AIM:
Find the lines that hold the word "JSON" and return them.

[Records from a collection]
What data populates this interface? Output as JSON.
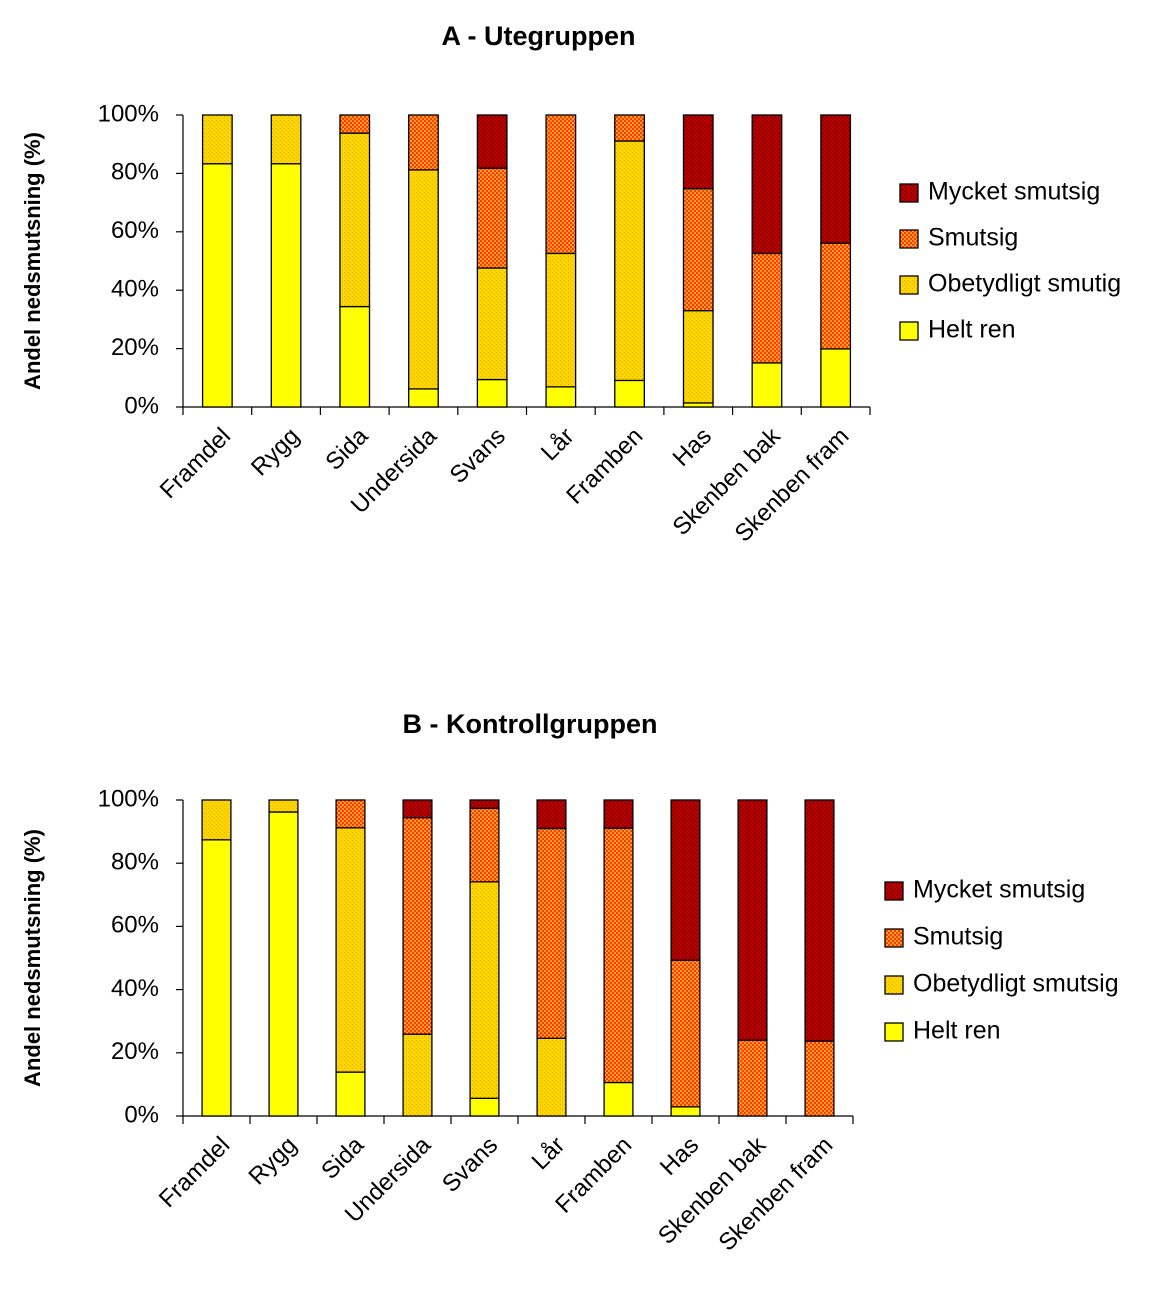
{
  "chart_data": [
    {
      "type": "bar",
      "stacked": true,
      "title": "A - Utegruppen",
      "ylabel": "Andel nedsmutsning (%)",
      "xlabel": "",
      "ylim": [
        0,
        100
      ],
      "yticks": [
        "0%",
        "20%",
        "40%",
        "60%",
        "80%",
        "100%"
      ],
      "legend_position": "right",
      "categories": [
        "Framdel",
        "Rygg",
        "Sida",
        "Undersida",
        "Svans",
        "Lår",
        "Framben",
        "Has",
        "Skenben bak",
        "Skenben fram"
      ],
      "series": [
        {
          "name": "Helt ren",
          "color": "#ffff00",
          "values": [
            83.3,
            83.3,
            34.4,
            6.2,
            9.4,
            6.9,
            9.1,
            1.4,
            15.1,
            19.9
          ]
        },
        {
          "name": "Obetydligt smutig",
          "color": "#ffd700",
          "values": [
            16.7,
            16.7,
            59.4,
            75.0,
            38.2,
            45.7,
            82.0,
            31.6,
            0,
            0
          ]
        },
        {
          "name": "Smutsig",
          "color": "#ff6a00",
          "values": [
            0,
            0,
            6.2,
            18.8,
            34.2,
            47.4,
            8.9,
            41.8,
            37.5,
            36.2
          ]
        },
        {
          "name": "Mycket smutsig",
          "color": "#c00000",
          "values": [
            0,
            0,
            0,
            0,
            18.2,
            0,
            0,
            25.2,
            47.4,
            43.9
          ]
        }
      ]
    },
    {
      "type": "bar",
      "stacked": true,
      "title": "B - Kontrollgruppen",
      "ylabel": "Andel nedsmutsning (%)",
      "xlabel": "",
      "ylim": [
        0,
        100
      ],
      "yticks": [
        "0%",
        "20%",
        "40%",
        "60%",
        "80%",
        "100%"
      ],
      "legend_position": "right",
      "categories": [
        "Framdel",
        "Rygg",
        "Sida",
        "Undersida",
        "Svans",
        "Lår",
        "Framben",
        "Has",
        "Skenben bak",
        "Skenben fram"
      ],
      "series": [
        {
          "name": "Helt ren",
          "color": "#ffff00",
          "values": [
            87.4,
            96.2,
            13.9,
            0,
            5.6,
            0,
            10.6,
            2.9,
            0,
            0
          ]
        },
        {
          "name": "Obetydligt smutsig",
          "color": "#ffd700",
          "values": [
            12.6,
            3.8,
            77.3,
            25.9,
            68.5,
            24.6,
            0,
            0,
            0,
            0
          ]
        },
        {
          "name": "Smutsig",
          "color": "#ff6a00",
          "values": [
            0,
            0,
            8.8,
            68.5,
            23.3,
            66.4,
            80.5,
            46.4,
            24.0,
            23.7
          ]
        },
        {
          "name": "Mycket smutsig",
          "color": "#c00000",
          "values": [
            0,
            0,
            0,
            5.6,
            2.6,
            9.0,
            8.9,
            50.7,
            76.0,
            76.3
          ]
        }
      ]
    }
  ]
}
--
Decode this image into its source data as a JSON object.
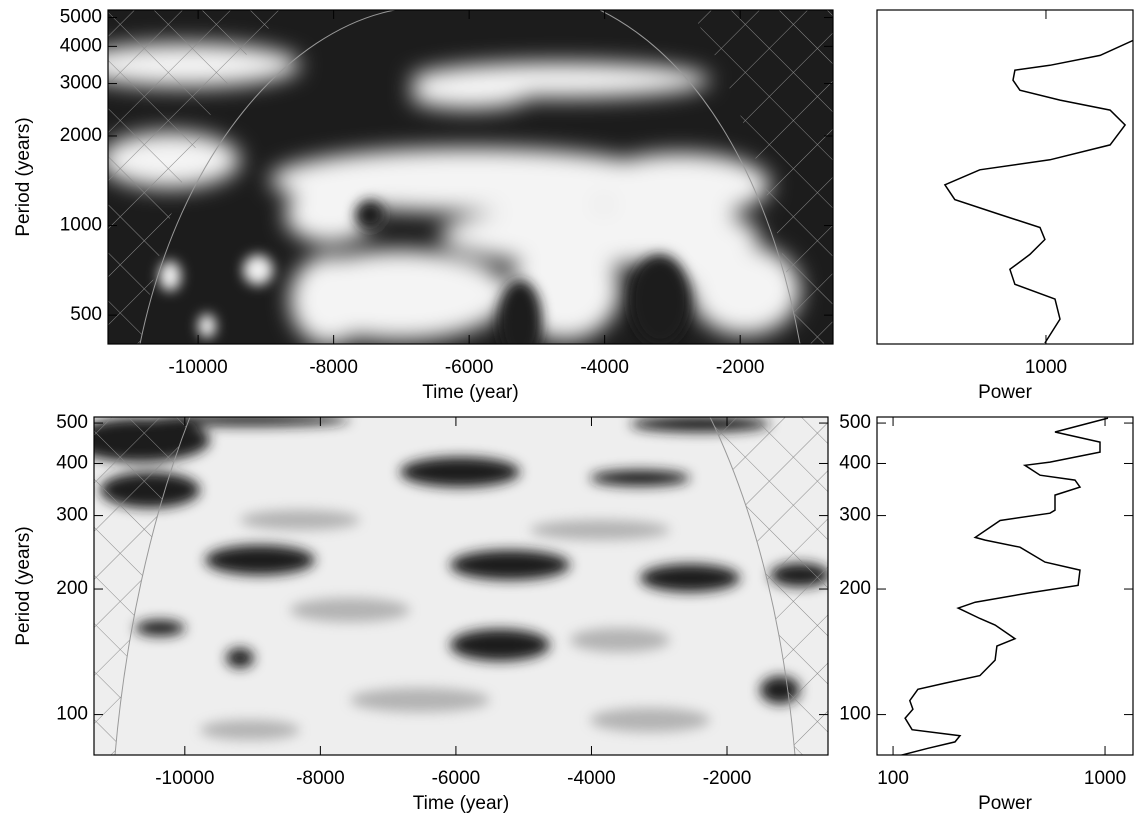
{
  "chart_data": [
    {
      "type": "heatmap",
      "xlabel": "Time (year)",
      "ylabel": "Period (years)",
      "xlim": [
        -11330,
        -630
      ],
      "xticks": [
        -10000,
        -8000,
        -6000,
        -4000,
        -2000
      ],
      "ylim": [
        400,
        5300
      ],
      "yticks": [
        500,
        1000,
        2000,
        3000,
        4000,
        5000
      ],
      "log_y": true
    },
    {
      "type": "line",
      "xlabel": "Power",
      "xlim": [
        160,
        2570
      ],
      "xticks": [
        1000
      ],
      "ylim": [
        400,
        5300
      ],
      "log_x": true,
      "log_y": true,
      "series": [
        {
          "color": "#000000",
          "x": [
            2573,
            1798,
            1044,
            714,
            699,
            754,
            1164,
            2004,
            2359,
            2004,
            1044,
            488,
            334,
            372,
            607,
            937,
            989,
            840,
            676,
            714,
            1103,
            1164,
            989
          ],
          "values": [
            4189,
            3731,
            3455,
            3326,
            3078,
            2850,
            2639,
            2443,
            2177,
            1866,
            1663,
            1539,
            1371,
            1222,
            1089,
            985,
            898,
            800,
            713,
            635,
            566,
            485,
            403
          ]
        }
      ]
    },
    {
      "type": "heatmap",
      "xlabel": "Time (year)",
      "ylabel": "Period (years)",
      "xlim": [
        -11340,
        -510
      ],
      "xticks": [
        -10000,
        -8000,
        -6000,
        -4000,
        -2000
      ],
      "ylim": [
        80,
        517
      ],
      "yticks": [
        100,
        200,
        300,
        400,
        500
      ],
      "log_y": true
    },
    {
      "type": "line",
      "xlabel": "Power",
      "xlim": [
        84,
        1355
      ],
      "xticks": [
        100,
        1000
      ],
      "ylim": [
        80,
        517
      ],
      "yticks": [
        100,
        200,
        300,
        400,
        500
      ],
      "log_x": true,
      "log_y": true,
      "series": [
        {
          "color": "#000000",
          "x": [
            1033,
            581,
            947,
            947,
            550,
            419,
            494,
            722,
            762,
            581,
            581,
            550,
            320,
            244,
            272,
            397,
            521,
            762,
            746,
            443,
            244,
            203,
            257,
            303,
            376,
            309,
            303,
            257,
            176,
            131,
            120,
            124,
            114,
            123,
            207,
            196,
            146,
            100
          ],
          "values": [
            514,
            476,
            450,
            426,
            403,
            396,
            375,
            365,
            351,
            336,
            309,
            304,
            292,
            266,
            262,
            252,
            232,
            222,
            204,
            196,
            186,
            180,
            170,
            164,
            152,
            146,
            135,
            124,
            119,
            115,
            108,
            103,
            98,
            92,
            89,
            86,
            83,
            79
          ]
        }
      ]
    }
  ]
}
==
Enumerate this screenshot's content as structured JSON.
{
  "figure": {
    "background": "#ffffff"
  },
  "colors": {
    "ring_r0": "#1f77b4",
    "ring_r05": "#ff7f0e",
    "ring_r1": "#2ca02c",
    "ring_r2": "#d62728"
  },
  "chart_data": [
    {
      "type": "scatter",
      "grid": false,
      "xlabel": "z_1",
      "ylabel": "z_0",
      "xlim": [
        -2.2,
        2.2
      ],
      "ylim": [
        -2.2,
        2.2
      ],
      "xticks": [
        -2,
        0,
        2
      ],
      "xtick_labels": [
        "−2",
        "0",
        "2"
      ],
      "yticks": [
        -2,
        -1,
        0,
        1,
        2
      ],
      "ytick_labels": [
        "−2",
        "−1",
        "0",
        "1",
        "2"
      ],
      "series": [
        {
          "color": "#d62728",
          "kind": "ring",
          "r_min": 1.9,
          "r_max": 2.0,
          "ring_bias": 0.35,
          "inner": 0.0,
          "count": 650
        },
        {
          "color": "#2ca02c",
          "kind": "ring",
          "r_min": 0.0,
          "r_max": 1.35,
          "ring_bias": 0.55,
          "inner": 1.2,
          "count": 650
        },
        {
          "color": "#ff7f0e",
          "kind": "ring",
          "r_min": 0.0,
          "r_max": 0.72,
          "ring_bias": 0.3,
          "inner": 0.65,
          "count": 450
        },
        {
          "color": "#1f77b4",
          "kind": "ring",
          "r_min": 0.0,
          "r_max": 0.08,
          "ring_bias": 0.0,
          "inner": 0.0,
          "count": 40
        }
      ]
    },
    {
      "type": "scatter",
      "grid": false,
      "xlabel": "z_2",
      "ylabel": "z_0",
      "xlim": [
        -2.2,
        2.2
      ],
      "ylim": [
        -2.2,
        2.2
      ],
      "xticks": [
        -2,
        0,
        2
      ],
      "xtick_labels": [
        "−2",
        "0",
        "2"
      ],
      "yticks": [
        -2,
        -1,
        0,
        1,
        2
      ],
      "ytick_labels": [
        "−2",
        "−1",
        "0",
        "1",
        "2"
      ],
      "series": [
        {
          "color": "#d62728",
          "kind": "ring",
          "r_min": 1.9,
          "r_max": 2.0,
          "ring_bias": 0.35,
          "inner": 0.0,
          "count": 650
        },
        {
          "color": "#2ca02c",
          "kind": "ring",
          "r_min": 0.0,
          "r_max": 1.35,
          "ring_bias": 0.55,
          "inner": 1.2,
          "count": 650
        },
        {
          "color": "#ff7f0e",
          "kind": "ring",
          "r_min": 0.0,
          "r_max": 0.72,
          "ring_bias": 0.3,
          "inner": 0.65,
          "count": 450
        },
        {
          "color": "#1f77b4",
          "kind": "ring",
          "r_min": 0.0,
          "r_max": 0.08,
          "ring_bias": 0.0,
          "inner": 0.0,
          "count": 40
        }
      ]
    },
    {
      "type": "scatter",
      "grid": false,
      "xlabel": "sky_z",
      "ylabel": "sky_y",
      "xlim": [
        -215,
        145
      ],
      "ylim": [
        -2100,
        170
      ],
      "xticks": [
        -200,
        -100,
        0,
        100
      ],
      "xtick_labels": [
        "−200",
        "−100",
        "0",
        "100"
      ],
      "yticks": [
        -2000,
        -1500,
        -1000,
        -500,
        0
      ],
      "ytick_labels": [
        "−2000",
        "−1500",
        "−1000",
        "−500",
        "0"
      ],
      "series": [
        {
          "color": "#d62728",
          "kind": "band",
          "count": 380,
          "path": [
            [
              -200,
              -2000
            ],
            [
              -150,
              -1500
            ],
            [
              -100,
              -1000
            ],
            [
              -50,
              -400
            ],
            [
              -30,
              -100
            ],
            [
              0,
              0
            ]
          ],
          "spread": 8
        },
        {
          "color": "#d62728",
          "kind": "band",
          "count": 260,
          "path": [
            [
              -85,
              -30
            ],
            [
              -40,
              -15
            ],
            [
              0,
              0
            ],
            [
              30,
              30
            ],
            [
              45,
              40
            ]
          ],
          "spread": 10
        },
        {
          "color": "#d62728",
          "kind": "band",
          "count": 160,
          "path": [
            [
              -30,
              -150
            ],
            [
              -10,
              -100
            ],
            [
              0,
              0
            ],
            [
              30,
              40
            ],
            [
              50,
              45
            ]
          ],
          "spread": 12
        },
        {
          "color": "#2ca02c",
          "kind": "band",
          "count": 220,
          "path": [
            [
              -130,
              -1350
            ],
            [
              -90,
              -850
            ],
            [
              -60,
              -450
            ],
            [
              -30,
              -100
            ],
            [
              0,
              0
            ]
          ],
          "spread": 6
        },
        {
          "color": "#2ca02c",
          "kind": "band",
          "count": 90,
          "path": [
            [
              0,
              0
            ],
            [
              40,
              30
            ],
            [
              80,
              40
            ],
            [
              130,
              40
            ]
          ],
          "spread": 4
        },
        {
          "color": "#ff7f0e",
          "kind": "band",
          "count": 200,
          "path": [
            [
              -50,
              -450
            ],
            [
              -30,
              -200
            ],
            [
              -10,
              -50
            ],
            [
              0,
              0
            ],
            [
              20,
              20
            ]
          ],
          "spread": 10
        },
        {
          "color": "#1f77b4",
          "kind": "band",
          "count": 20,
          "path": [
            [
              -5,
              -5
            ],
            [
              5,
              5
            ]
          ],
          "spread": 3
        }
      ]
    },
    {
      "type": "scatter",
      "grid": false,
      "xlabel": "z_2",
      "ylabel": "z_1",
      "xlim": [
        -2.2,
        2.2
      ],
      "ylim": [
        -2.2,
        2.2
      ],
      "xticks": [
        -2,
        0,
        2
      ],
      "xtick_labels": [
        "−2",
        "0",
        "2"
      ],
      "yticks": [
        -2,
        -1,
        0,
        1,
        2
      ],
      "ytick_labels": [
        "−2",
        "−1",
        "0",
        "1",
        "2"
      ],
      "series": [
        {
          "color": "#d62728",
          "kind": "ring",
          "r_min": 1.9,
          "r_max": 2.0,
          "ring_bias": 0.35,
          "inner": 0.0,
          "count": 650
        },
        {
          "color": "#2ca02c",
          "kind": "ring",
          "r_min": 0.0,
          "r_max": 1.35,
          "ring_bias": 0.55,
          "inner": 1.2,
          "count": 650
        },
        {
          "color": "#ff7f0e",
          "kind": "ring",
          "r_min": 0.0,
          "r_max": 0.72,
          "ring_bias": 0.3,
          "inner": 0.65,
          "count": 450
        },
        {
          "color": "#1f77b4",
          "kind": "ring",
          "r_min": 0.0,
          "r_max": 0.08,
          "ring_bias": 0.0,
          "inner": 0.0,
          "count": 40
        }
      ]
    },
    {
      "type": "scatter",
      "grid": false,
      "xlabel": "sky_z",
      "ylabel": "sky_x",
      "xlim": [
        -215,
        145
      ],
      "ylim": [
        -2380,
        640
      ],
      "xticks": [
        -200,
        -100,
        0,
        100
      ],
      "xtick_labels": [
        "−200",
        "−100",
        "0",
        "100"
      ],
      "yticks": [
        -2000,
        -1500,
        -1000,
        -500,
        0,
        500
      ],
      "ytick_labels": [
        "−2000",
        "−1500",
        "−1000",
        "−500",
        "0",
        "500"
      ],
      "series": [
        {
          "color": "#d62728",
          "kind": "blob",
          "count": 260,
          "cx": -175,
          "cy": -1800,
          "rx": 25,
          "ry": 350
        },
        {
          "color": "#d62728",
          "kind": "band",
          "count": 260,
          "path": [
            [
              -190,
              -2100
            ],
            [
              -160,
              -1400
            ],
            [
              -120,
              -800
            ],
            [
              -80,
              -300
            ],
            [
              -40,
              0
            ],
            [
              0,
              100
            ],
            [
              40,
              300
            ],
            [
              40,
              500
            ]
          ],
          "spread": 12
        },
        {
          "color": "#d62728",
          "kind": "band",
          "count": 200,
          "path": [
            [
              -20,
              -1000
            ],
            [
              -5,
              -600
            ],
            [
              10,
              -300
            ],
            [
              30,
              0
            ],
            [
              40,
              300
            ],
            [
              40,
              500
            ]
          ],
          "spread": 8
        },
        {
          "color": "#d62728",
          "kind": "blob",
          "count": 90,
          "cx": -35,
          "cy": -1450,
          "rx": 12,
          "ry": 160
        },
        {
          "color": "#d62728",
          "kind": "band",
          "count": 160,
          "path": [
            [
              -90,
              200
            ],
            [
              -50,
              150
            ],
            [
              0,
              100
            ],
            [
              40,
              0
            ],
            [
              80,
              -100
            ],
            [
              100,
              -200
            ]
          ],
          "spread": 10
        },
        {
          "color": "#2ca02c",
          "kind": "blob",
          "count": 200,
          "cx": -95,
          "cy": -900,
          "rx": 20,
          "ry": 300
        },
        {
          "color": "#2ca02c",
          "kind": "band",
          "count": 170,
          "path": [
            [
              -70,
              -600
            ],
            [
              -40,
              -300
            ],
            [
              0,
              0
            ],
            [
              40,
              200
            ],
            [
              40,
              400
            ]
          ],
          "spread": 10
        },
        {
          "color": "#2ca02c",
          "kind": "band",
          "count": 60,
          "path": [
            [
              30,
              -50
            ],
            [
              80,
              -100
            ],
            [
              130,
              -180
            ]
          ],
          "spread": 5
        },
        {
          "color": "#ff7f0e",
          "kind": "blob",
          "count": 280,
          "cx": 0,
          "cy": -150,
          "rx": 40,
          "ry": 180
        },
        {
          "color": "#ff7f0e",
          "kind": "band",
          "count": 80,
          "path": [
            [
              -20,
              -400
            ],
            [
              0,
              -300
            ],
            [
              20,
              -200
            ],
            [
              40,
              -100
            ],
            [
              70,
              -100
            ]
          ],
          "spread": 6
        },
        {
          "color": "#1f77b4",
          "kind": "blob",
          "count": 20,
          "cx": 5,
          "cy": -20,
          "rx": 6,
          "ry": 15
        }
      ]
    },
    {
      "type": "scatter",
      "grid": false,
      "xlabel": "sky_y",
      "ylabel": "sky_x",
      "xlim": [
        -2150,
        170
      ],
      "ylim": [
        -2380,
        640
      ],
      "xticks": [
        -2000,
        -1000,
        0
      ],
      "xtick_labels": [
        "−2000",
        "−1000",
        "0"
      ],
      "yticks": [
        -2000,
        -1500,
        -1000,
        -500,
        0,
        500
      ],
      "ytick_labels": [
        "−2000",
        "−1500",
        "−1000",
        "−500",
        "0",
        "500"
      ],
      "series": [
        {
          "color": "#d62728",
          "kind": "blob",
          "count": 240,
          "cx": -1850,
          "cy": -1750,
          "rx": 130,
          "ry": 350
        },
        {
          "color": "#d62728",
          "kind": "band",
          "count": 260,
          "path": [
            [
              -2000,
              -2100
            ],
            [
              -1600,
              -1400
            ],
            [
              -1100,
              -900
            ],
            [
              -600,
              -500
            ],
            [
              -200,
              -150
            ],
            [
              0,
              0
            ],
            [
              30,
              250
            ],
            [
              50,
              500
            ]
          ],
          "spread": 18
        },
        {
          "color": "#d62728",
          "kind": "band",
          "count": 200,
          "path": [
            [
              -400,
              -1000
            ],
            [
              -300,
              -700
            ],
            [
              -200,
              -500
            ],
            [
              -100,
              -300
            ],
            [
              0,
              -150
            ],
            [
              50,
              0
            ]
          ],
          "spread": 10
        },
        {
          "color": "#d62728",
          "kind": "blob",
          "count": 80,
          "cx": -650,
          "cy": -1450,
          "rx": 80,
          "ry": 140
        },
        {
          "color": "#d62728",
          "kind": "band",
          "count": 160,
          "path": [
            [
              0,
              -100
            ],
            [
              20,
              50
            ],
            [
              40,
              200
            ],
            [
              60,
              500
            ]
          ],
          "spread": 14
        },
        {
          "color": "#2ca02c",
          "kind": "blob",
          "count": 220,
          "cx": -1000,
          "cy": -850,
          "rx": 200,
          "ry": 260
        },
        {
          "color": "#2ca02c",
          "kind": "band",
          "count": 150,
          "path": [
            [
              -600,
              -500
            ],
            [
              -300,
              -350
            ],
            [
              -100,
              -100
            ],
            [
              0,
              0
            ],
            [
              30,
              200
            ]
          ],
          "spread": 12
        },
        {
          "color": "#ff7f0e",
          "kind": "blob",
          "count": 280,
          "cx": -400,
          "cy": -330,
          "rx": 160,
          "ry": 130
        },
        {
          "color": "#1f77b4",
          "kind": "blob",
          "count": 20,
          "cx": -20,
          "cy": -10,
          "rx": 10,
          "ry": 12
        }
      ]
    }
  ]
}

FINAL RESULT:
What data populates this interface? Output as JSON.
Decode this image into its source data as a JSON object.
Enumerate this screenshot's content as structured JSON.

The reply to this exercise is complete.